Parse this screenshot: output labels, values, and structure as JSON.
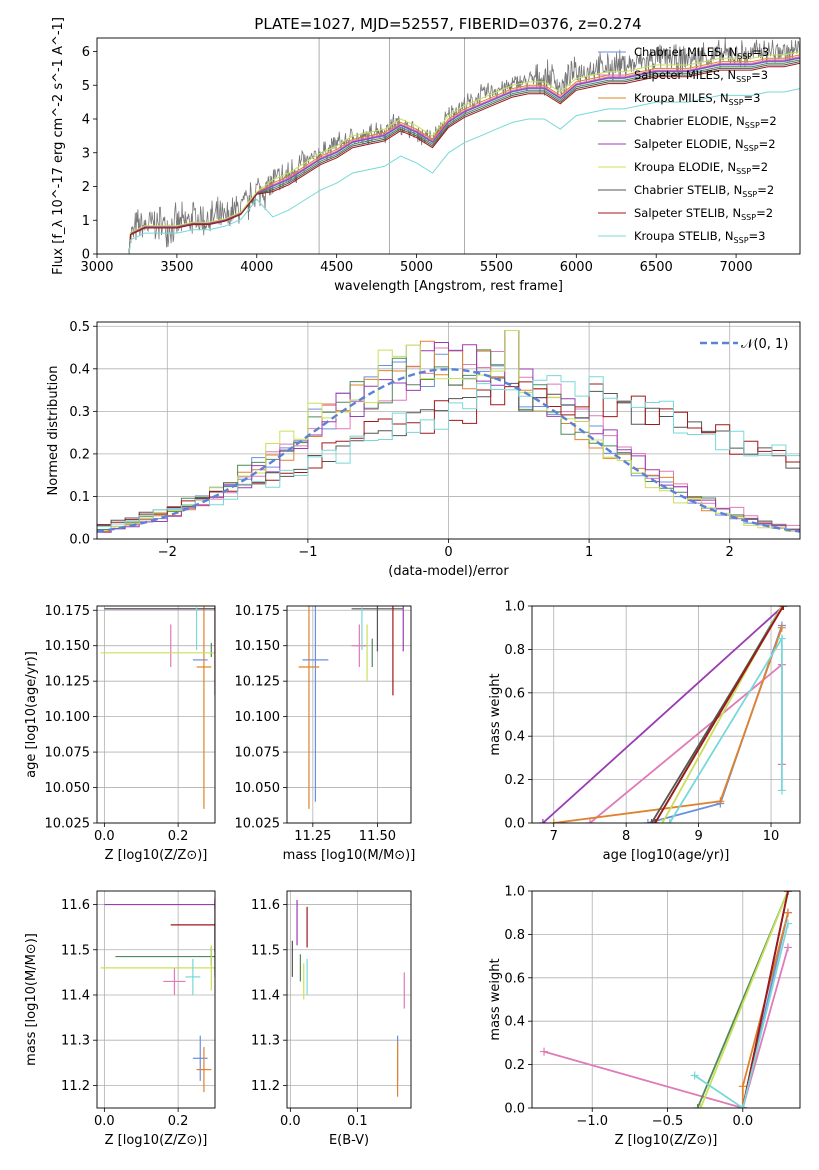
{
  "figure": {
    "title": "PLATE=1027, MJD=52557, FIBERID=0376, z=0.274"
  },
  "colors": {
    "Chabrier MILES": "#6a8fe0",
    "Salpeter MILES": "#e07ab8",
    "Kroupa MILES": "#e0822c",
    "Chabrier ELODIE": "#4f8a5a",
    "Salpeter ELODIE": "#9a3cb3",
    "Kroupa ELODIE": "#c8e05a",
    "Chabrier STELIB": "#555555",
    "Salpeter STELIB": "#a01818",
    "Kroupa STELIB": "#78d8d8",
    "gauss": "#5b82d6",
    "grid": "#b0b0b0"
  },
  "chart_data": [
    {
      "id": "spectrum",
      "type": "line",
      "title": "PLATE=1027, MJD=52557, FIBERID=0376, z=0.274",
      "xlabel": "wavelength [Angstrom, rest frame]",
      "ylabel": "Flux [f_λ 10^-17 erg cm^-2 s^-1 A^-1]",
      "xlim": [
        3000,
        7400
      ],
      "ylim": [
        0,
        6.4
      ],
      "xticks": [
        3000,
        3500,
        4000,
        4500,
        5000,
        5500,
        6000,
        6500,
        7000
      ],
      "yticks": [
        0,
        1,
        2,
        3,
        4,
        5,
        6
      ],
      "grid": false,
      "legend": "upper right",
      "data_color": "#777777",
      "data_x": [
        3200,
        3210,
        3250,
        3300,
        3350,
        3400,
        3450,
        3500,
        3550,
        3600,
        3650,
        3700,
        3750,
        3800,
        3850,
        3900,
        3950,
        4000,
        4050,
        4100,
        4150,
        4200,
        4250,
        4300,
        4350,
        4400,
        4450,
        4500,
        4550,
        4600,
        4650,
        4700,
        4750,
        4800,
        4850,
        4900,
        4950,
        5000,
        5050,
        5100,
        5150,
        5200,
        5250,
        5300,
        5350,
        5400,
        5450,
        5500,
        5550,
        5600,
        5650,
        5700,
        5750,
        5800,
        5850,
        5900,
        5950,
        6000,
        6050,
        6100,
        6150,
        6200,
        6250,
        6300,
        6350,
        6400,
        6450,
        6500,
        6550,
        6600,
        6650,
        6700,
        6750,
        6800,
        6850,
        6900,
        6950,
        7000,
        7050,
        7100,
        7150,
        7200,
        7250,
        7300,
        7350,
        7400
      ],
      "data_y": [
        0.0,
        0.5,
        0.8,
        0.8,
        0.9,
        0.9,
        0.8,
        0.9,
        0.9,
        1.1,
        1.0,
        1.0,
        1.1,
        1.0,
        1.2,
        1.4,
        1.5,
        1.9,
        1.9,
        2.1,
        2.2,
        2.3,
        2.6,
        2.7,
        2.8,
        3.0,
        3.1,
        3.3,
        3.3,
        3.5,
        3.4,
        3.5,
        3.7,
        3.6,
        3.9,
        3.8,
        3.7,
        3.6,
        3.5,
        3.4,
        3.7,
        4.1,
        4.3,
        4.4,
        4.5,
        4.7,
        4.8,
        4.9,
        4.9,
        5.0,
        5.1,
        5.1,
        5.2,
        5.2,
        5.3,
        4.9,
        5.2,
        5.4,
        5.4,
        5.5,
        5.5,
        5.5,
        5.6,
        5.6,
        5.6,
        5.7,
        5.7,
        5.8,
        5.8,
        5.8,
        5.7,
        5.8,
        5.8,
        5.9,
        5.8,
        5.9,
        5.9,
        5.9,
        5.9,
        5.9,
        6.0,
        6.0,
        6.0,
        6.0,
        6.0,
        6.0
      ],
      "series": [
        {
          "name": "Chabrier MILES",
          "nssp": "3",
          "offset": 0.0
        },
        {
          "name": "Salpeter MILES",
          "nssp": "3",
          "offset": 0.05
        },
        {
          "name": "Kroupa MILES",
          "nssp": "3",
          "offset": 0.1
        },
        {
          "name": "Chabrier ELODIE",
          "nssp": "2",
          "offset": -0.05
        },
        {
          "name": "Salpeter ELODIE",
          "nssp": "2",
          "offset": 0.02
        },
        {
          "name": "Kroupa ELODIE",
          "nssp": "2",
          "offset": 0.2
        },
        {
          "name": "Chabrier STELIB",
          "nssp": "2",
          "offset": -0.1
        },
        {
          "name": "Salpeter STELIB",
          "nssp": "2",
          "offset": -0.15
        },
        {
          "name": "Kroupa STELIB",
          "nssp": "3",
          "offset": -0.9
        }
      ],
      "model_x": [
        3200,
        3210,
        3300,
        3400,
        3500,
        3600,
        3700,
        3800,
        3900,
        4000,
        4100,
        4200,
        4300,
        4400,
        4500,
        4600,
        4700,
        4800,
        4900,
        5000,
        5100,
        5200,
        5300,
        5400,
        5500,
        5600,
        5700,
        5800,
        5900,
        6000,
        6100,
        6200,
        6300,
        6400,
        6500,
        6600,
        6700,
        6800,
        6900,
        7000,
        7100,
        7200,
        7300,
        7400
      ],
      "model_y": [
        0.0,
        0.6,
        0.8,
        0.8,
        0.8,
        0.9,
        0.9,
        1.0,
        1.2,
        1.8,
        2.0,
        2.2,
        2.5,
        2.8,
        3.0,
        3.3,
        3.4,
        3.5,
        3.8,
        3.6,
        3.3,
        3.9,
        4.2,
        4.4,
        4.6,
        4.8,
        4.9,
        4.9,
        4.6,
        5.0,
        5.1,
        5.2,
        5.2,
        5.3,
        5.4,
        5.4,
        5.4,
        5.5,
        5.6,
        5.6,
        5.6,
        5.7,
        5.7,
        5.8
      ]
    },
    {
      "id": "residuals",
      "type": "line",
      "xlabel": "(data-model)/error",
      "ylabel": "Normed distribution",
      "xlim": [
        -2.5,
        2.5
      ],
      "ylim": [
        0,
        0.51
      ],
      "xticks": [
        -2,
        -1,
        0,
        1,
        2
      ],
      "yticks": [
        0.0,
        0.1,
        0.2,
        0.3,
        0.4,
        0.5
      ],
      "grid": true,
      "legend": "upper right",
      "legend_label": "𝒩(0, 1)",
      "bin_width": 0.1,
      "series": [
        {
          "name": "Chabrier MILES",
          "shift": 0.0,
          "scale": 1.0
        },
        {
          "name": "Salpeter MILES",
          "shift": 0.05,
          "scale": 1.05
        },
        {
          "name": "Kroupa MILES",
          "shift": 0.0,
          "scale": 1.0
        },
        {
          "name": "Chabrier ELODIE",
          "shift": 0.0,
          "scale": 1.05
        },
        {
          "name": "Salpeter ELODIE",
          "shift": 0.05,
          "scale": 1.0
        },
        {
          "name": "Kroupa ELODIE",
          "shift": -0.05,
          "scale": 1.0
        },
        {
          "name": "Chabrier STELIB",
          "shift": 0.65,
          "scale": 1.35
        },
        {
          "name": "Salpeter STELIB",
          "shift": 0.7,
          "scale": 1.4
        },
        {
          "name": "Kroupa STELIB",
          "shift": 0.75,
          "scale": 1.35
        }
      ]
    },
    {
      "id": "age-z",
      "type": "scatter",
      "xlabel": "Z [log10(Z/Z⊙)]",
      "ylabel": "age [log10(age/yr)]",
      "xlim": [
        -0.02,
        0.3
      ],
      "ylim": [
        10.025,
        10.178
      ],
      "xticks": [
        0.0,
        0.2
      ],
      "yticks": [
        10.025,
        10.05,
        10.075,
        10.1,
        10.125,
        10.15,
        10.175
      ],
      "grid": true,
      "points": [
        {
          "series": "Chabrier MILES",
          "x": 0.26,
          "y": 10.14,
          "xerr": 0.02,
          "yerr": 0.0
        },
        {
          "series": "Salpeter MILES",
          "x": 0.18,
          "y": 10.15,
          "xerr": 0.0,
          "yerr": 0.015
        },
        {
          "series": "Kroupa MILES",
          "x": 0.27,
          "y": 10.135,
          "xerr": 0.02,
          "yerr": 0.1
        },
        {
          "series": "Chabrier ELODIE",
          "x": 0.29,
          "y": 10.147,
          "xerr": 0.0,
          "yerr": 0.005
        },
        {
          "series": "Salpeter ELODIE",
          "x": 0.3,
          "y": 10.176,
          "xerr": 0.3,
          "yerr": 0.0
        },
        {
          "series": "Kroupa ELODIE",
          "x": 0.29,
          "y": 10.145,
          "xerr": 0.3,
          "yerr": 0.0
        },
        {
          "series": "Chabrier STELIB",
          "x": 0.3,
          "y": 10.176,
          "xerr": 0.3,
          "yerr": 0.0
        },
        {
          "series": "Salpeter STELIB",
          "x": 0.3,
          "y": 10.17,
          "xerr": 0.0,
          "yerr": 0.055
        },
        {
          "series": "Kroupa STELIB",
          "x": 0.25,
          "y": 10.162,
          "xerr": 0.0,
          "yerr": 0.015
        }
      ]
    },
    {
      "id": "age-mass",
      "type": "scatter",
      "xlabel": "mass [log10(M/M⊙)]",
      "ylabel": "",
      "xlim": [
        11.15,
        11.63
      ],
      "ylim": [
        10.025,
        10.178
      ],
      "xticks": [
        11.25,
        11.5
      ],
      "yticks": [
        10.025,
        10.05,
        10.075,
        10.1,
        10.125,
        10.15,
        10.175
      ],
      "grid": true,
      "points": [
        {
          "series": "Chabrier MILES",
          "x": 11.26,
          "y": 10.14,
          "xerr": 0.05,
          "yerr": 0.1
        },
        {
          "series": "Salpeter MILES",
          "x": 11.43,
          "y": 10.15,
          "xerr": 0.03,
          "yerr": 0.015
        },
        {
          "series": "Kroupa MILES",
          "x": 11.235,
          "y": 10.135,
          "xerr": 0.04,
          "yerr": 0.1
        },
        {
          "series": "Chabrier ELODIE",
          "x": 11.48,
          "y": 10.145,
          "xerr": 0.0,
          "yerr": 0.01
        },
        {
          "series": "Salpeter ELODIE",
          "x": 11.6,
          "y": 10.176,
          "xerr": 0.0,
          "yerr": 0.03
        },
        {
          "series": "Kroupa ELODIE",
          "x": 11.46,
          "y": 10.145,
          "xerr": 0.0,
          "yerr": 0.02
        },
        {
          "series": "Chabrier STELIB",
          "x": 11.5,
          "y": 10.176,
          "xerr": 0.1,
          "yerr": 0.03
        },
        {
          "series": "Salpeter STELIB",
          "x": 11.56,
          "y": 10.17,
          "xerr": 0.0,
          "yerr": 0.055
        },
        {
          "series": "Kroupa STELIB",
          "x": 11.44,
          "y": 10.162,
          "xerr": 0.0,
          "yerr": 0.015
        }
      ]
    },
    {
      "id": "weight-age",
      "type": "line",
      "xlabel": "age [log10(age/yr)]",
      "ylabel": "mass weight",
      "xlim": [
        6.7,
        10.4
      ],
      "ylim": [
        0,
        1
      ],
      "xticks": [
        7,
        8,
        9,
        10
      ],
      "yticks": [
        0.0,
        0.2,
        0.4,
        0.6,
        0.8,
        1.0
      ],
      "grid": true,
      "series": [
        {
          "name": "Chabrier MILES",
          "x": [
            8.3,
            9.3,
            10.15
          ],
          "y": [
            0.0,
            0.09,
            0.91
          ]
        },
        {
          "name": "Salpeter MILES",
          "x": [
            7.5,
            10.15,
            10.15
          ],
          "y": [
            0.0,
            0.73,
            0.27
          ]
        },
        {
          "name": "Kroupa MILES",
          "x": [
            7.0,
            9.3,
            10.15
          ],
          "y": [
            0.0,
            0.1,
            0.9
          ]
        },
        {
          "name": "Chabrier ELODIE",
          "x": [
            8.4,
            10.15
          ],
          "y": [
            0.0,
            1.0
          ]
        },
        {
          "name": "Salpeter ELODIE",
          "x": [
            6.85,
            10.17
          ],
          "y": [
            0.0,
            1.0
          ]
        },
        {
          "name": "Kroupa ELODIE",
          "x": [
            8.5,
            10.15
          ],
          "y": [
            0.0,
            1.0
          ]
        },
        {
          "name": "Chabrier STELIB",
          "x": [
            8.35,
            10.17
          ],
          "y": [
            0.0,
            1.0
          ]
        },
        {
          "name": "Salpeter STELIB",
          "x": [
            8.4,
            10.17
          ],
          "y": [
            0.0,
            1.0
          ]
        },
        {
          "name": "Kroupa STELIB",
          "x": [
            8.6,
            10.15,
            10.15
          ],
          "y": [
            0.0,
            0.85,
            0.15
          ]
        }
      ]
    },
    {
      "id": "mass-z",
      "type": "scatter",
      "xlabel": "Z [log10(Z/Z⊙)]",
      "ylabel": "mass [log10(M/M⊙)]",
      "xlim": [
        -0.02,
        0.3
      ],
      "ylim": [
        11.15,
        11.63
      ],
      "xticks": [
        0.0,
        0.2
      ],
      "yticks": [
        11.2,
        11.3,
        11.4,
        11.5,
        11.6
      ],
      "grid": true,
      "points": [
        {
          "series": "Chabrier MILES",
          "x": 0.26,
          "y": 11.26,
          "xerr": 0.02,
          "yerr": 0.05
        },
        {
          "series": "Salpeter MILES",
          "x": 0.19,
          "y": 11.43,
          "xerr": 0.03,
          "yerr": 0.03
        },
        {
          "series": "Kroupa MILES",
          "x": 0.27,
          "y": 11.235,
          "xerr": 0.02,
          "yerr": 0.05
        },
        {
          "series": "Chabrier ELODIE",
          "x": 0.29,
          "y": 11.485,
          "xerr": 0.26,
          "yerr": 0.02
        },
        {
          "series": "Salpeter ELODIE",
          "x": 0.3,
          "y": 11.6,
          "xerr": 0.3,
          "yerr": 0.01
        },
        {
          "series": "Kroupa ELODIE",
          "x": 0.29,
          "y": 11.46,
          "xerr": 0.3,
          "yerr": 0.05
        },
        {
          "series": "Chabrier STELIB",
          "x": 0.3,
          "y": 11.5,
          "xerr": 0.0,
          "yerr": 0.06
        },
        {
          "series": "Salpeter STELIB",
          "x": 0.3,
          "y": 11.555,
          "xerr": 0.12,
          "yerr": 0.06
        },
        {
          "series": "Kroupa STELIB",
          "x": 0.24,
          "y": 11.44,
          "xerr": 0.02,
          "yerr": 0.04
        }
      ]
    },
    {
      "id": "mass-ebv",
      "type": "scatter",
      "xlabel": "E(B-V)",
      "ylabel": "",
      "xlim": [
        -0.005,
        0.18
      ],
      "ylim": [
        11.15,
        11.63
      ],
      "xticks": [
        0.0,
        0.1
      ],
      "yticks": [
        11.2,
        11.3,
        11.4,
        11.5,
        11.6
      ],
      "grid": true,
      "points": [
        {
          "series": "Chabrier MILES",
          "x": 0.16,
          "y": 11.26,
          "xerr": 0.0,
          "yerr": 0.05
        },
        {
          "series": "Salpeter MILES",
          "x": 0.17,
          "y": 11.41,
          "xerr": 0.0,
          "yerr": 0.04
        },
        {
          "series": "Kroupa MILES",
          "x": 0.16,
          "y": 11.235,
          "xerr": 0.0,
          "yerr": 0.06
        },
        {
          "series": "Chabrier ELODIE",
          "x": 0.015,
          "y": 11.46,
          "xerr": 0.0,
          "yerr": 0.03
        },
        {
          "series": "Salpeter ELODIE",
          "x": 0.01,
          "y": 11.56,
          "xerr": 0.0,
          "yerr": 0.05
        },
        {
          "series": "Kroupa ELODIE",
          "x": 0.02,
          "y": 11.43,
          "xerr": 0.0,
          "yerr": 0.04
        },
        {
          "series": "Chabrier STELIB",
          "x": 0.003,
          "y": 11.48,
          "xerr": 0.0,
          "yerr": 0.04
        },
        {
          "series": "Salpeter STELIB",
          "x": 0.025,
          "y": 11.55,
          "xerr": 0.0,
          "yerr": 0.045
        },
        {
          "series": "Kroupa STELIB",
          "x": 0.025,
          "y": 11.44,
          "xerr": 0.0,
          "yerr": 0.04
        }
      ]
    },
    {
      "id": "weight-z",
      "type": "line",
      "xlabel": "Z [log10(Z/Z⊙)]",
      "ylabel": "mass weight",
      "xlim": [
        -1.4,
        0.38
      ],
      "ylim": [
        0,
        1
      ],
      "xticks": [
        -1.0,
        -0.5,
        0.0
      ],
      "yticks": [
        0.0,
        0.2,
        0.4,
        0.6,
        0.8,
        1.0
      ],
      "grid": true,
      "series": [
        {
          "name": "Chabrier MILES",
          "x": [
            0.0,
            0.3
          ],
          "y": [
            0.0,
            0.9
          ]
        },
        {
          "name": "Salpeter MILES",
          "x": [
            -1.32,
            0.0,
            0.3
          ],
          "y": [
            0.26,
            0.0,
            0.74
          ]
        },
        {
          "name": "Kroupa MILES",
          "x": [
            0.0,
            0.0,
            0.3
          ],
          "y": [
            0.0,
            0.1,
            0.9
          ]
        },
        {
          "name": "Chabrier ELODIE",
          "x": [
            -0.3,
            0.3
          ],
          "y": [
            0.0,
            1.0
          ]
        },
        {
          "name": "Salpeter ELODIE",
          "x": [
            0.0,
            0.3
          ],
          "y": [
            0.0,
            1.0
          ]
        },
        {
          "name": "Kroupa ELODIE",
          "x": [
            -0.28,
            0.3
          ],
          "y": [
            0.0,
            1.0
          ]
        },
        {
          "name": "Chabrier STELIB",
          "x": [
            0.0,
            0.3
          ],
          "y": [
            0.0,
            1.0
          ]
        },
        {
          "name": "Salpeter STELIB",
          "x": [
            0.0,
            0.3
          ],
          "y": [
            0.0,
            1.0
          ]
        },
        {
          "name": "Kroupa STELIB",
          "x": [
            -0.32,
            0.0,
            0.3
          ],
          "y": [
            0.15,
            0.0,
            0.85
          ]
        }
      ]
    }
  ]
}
+-------+
**EXERCISE OBJECTIVE:**
Track down every line holding the string "ylabel" and copy it.

**EXERCISE RESPONSE:**
      "ylabel": "Flux [f_λ 10^-17 erg cm^-2 s^-1 A^-1]",
      "ylabel": "Normed distribution",
      "ylabel": "age [log10(age/yr)]",
      "ylabel": "",
      "ylabel": "mass weight",
      "ylabel": "mass [log10(M/M⊙)]",
      "ylabel": "",
      "ylabel": "mass weight",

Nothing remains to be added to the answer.